------ Input data

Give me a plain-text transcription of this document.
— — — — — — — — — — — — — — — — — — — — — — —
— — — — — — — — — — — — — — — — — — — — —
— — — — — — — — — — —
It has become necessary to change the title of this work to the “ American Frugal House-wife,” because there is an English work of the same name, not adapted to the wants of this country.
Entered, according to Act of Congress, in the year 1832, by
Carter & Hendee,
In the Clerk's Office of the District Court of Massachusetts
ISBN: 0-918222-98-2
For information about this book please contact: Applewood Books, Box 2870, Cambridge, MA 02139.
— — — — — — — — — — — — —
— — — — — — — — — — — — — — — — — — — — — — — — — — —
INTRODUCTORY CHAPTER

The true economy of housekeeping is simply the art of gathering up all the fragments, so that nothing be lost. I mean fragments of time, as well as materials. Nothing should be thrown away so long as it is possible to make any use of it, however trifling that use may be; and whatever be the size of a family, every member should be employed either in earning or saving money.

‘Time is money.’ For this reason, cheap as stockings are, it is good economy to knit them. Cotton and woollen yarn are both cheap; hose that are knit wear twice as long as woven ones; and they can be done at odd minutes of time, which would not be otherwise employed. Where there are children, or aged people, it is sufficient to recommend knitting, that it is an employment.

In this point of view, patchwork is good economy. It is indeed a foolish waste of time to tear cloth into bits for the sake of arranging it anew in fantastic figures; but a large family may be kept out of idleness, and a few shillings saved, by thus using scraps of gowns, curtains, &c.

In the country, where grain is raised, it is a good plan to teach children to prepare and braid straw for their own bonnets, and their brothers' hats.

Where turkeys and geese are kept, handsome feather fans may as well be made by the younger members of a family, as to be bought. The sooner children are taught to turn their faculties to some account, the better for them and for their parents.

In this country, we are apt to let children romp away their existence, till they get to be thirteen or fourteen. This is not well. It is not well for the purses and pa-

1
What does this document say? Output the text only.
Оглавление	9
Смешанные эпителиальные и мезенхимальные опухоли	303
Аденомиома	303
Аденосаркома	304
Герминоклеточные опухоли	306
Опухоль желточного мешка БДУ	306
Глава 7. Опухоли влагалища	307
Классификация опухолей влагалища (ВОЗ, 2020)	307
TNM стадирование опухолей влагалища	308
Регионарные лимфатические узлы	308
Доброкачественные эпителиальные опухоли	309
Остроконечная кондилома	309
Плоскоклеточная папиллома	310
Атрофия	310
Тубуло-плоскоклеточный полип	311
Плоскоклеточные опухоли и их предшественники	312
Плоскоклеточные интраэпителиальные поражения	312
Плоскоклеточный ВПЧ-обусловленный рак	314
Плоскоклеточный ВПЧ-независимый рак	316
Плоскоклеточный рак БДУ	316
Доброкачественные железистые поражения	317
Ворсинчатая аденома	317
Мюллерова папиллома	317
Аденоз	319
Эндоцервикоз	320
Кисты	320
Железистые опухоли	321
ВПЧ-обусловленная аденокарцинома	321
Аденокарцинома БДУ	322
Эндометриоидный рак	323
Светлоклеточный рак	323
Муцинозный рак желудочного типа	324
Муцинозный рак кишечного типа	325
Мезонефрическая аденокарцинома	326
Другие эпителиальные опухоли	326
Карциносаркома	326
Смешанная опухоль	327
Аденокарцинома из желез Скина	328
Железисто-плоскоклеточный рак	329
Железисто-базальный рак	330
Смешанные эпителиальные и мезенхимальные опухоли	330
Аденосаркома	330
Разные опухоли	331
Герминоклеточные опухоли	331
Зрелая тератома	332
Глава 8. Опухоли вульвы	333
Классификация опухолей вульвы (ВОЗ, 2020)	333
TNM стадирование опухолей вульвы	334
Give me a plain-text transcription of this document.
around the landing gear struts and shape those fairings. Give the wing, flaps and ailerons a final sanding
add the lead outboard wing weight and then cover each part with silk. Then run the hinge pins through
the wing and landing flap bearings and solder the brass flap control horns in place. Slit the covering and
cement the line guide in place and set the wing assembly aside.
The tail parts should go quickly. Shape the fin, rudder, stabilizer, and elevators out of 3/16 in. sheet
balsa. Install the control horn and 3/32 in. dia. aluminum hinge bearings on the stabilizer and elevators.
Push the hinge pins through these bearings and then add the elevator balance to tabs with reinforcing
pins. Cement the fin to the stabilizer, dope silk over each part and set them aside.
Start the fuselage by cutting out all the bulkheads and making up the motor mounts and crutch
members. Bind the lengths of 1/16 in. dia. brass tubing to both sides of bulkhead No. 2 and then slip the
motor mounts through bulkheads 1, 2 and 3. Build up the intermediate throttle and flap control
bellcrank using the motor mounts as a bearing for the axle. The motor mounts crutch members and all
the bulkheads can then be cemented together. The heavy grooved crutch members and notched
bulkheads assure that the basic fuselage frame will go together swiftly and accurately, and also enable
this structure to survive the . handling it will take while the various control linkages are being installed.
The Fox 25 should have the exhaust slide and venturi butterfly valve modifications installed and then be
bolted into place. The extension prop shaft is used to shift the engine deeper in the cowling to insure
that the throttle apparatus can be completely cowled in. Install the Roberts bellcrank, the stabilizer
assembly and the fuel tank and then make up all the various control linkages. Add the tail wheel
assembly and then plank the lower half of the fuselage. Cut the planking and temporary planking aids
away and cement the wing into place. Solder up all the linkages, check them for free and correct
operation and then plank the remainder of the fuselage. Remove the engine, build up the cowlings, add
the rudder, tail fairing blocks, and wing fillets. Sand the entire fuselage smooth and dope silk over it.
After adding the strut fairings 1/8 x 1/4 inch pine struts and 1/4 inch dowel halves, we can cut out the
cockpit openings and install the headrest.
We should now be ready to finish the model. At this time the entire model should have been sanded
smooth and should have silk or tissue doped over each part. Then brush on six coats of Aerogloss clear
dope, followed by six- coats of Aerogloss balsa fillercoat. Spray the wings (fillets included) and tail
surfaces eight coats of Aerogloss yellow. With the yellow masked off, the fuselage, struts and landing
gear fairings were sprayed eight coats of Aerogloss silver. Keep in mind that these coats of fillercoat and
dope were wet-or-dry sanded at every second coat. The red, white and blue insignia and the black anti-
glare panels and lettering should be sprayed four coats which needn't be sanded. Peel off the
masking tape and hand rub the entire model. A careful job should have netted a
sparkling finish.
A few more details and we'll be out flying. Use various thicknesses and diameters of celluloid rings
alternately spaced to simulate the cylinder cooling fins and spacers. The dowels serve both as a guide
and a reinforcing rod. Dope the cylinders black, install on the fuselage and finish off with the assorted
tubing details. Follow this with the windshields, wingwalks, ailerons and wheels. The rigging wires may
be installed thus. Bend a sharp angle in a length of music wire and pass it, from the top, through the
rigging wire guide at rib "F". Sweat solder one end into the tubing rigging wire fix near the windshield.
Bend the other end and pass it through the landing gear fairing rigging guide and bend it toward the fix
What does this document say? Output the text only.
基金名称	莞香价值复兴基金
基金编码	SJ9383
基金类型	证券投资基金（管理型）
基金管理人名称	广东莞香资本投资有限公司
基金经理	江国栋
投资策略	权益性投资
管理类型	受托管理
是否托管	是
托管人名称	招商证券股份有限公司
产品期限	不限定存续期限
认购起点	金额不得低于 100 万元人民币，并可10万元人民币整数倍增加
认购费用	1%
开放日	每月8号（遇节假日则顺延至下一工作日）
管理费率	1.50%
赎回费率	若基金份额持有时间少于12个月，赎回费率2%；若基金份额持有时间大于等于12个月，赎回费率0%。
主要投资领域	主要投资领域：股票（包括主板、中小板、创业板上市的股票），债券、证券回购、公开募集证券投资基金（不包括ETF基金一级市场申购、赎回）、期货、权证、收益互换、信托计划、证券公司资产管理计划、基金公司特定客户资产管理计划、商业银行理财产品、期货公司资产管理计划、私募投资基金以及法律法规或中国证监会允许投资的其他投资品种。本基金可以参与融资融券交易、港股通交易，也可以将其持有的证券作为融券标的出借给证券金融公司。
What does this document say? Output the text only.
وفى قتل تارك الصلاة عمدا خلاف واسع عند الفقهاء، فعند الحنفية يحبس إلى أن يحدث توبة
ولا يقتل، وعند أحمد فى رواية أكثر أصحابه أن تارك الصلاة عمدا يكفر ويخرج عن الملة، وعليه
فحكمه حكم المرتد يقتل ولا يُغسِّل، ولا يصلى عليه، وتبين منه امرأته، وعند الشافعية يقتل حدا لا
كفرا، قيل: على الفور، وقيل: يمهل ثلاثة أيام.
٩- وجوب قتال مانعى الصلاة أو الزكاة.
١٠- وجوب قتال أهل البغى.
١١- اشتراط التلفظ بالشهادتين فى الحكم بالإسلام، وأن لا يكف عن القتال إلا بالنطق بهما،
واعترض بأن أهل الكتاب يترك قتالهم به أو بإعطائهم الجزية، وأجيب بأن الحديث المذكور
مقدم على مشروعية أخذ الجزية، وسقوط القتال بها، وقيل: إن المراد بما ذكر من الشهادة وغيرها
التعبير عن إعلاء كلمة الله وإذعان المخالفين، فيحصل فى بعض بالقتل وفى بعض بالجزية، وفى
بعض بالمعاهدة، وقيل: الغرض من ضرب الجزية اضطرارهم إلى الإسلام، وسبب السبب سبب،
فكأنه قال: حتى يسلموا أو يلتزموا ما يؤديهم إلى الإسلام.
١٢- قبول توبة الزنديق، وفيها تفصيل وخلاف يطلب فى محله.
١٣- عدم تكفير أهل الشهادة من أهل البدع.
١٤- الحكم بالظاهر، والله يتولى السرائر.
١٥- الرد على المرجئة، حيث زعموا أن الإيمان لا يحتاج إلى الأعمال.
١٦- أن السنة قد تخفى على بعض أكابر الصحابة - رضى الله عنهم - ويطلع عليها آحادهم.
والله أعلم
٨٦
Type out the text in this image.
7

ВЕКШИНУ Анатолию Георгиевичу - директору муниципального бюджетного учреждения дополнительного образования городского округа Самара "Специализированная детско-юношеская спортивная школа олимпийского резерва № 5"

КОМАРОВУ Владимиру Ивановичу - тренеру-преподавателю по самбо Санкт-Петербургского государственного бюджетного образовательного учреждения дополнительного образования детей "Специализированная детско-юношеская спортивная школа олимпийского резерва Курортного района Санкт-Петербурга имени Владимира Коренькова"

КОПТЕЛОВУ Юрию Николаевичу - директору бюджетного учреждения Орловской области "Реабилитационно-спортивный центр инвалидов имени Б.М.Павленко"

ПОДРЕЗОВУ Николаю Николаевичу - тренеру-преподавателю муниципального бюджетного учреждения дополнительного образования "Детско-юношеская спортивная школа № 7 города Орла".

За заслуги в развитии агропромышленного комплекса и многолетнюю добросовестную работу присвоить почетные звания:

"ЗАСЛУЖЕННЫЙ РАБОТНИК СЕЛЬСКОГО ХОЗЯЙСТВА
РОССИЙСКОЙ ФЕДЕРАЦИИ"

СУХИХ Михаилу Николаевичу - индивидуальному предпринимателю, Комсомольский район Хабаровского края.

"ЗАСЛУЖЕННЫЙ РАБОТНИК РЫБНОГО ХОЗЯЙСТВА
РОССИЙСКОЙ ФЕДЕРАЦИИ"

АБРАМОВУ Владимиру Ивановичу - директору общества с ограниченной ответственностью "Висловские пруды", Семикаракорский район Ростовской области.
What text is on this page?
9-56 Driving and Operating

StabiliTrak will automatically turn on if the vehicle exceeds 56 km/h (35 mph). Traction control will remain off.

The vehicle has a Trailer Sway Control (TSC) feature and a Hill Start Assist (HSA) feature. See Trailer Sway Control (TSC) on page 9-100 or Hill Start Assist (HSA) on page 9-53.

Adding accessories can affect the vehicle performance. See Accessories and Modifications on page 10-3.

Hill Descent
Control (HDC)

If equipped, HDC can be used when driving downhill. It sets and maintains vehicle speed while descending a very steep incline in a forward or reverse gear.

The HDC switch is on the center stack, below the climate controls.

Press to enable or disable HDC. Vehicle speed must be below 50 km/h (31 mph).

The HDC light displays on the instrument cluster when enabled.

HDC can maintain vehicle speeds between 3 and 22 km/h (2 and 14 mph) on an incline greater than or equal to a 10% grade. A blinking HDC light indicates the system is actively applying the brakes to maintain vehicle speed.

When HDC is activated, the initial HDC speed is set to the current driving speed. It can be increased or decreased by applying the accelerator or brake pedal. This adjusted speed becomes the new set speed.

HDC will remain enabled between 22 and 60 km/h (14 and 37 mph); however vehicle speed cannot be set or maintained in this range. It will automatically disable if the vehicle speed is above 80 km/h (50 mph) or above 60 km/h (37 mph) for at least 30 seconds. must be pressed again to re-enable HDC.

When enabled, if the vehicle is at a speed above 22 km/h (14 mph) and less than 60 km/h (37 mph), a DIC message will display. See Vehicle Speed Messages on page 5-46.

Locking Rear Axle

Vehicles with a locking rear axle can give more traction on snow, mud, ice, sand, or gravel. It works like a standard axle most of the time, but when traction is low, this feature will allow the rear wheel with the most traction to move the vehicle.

------------

--- Goal ---
Return each line among the entries that holds the word "must".

--- Solution for this task ---
Press to enable or disable HDC. Vehicle speed must be below 50 km/h (31 mph).
HDC will remain enabled between 22 and 60 km/h (14 and 37 mph); however vehicle speed cannot be set or maintained in this range. It will automatically disable if the vehicle speed is above 80 km/h (50 mph) or above 60 km/h (37 mph) for at least 30 seconds. must be pressed again to re-enable HDC.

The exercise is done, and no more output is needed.